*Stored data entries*
---
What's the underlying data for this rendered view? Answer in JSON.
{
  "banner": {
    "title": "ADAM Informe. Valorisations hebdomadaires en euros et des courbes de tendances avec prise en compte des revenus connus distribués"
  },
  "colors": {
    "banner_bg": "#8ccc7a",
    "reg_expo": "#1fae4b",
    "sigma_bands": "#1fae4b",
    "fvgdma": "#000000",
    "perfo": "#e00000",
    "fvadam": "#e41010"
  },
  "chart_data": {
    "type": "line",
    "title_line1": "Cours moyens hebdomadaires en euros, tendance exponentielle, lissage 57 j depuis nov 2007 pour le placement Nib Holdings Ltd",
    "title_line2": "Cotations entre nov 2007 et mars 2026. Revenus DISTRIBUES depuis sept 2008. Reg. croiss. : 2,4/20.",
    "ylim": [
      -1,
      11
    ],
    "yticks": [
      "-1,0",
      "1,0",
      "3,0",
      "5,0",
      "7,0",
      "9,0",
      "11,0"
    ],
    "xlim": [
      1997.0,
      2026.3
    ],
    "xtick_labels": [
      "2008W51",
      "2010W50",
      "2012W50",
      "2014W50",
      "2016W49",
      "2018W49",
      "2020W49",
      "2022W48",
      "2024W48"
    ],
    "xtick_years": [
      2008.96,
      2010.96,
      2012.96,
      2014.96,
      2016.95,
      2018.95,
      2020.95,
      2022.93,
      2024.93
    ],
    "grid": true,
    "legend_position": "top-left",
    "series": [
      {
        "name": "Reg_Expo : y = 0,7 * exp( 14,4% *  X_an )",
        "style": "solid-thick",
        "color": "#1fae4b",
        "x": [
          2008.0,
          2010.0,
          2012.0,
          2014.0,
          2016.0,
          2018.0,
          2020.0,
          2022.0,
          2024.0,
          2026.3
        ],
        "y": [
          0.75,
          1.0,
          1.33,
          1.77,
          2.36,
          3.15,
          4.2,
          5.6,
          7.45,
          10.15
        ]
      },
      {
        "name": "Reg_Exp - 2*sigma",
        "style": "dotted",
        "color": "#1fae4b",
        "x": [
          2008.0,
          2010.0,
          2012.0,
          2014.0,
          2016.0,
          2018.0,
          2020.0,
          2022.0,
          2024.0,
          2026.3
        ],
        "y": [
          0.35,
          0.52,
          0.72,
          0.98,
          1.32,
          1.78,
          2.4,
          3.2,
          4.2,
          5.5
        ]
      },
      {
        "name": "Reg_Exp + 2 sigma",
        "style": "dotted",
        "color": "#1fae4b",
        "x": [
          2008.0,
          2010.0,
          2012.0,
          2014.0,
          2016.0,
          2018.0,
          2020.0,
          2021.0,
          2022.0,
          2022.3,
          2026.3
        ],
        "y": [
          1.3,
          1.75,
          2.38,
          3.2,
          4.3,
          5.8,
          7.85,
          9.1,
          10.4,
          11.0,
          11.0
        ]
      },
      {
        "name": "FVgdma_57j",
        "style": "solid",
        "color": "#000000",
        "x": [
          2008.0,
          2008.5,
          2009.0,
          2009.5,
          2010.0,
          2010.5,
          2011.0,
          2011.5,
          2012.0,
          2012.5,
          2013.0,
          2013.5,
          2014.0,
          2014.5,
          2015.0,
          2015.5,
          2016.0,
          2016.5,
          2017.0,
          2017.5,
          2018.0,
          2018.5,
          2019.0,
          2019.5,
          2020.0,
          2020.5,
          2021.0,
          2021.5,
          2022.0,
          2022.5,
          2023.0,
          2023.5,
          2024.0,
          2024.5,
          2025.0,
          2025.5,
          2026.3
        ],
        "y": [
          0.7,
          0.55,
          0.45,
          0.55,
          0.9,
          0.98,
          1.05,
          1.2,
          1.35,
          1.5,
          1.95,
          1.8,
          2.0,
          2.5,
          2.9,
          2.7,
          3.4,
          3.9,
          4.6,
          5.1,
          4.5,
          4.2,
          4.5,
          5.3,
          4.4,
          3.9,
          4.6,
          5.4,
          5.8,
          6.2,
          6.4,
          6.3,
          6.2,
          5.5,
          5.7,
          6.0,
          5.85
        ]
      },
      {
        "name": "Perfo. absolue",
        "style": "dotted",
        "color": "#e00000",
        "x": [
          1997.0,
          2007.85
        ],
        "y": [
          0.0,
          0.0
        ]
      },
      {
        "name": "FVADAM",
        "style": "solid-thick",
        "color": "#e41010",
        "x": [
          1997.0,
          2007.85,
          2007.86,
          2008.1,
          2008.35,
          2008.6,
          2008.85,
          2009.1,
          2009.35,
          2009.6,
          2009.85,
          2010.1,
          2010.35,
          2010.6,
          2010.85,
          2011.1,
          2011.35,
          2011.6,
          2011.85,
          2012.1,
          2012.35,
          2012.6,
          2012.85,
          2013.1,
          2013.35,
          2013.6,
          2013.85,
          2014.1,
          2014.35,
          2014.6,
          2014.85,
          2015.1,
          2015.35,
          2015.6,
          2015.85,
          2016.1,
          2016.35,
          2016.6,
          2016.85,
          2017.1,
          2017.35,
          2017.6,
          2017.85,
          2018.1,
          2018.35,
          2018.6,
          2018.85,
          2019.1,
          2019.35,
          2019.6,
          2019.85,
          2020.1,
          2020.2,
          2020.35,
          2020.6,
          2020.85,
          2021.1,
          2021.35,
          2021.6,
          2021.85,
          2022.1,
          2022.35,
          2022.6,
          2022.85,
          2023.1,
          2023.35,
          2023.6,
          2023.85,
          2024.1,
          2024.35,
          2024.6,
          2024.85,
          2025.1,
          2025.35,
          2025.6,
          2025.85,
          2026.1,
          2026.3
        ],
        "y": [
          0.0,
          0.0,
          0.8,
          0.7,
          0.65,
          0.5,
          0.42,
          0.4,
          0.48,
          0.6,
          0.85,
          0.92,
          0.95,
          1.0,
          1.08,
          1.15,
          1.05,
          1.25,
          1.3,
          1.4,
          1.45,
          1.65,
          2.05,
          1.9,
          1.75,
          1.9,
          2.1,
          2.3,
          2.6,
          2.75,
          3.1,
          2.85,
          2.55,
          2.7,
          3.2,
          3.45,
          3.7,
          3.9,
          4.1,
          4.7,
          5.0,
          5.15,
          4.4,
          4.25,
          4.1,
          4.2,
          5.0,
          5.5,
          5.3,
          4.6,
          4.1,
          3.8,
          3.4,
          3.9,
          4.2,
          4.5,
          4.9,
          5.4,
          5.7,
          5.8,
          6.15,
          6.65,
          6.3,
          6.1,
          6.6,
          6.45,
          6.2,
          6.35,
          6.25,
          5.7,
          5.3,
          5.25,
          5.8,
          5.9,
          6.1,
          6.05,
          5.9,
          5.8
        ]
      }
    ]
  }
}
---
*Problem to work on*
Copy out the full listing exactly.

*Answer in full*
What's the underlying data for this rendered view? Answer in JSON.
{
  "banner": {
    "title": "ADAM Informe. Valorisations hebdomadaires en euros et des courbes de tendances avec prise en compte des revenus connus distribués"
  },
  "colors": {
    "banner_bg": "#8ccc7a",
    "reg_expo": "#1fae4b",
    "sigma_bands": "#1fae4b",
    "fvgdma": "#000000",
    "perfo": "#e00000",
    "fvadam": "#e41010"
  },
  "chart_data": {
    "type": "line",
    "title_line1": "Cours moyens hebdomadaires en euros, tendance exponentielle, lissage 57 j depuis nov 2007 pour le placement Nib Holdings Ltd",
    "title_line2": "Cotations entre nov 2007 et mars 2026. Revenus DISTRIBUES depuis sept 2008. Reg. croiss. : 2,4/20.",
    "ylim": [
      -1,
      11
    ],
    "yticks": [
      "-1,0",
      "1,0",
      "3,0",
      "5,0",
      "7,0",
      "9,0",
      "11,0"
    ],
    "xlim": [
      1997.0,
      2026.3
    ],
    "xtick_labels": [
      "2008W51",
      "2010W50",
      "2012W50",
      "2014W50",
      "2016W49",
      "2018W49",
      "2020W49",
      "2022W48",
      "2024W48"
    ],
    "xtick_years": [
      2008.96,
      2010.96,
      2012.96,
      2014.96,
      2016.95,
      2018.95,
      2020.95,
      2022.93,
      2024.93
    ],
    "grid": true,
    "legend_position": "top-left",
    "series": [
      {
        "name": "Reg_Expo : y = 0,7 * exp( 14,4% *  X_an )",
        "style": "solid-thick",
        "color": "#1fae4b",
        "x": [
          2008.0,
          2010.0,
          2012.0,
          2014.0,
          2016.0,
          2018.0,
          2020.0,
          2022.0,
          2024.0,
          2026.3
        ],
        "y": [
          0.75,
          1.0,
          1.33,
          1.77,
          2.36,
          3.15,
          4.2,
          5.6,
          7.45,
          10.15
        ]
      },
      {
        "name": "Reg_Exp - 2*sigma",
        "style": "dotted",
        "color": "#1fae4b",
        "x": [
          2008.0,
          2010.0,
          2012.0,
          2014.0,
          2016.0,
          2018.0,
          2020.0,
          2022.0,
          2024.0,
          2026.3
        ],
        "y": [
          0.35,
          0.52,
          0.72,
          0.98,
          1.32,
          1.78,
          2.4,
          3.2,
          4.2,
          5.5
        ]
      },
      {
        "name": "Reg_Exp + 2 sigma",
        "style": "dotted",
        "color": "#1fae4b",
        "x": [
          2008.0,
          2010.0,
          2012.0,
          2014.0,
          2016.0,
          2018.0,
          2020.0,
          2021.0,
          2022.0,
          2022.3,
          2026.3
        ],
        "y": [
          1.3,
          1.75,
          2.38,
          3.2,
          4.3,
          5.8,
          7.85,
          9.1,
          10.4,
          11.0,
          11.0
        ]
      },
      {
        "name": "FVgdma_57j",
        "style": "solid",
        "color": "#000000",
        "x": [
          2008.0,
          2008.5,
          2009.0,
          2009.5,
          2010.0,
          2010.5,
          2011.0,
          2011.5,
          2012.0,
          2012.5,
          2013.0,
          2013.5,
          2014.0,
          2014.5,
          2015.0,
          2015.5,
          2016.0,
          2016.5,
          2017.0,
          2017.5,
          2018.0,
          2018.5,
          2019.0,
          2019.5,
          2020.0,
          2020.5,
          2021.0,
          2021.5,
          2022.0,
          2022.5,
          2023.0,
          2023.5,
          2024.0,
          2024.5,
          2025.0,
          2025.5,
          2026.3
        ],
        "y": [
          0.7,
          0.55,
          0.45,
          0.55,
          0.9,
          0.98,
          1.05,
          1.2,
          1.35,
          1.5,
          1.95,
          1.8,
          2.0,
          2.5,
          2.9,
          2.7,
          3.4,
          3.9,
          4.6,
          5.1,
          4.5,
          4.2,
          4.5,
          5.3,
          4.4,
          3.9,
          4.6,
          5.4,
          5.8,
          6.2,
          6.4,
          6.3,
          6.2,
          5.5,
          5.7,
          6.0,
          5.85
        ]
      },
      {
        "name": "Perfo. absolue",
        "style": "dotted",
        "color": "#e00000",
        "x": [
          1997.0,
          2007.85
        ],
        "y": [
          0.0,
          0.0
        ]
      },
      {
        "name": "FVADAM",
        "style": "solid-thick",
        "color": "#e41010",
        "x": [
          1997.0,
          2007.85,
          2007.86,
          2008.1,
          2008.35,
          2008.6,
          2008.85,
          2009.1,
          2009.35,
          2009.6,
          2009.85,
          2010.1,
          2010.35,
          2010.6,
          2010.85,
          2011.1,
          2011.35,
          2011.6,
          2011.85,
          2012.1,
          2012.35,
          2012.6,
          2012.85,
          2013.1,
          2013.35,
          2013.6,
          2013.85,
          2014.1,
          2014.35,
          2014.6,
          2014.85,
          2015.1,
          2015.35,
          2015.6,
          2015.85,
          2016.1,
          2016.35,
          2016.6,
          2016.85,
          2017.1,
          2017.35,
          2017.6,
          2017.85,
          2018.1,
          2018.35,
          2018.6,
          2018.85,
          2019.1,
          2019.35,
          2019.6,
          2019.85,
          2020.1,
          2020.2,
          2020.35,
          2020.6,
          2020.85,
          2021.1,
          2021.35,
          2021.6,
          2021.85,
          2022.1,
          2022.35,
          2022.6,
          2022.85,
          2023.1,
          2023.35,
          2023.6,
          2023.85,
          2024.1,
          2024.35,
          2024.6,
          2024.85,
          2025.1,
          2025.35,
          2025.6,
          2025.85,
          2026.1,
          2026.3
        ],
        "y": [
          0.0,
          0.0,
          0.8,
          0.7,
          0.65,
          0.5,
          0.42,
          0.4,
          0.48,
          0.6,
          0.85,
          0.92,
          0.95,
          1.0,
          1.08,
          1.15,
          1.05,
          1.25,
          1.3,
          1.4,
          1.45,
          1.65,
          2.05,
          1.9,
          1.75,
          1.9,
          2.1,
          2.3,
          2.6,
          2.75,
          3.1,
          2.85,
          2.55,
          2.7,
          3.2,
          3.45,
          3.7,
          3.9,
          4.1,
          4.7,
          5.0,
          5.15,
          4.4,
          4.25,
          4.1,
          4.2,
          5.0,
          5.5,
          5.3,
          4.6,
          4.1,
          3.8,
          3.4,
          3.9,
          4.2,
          4.5,
          4.9,
          5.4,
          5.7,
          5.8,
          6.15,
          6.65,
          6.3,
          6.1,
          6.6,
          6.45,
          6.2,
          6.35,
          6.25,
          5.7,
          5.3,
          5.25,
          5.8,
          5.9,
          6.1,
          6.05,
          5.9,
          5.8
        ]
      }
    ]
  }
}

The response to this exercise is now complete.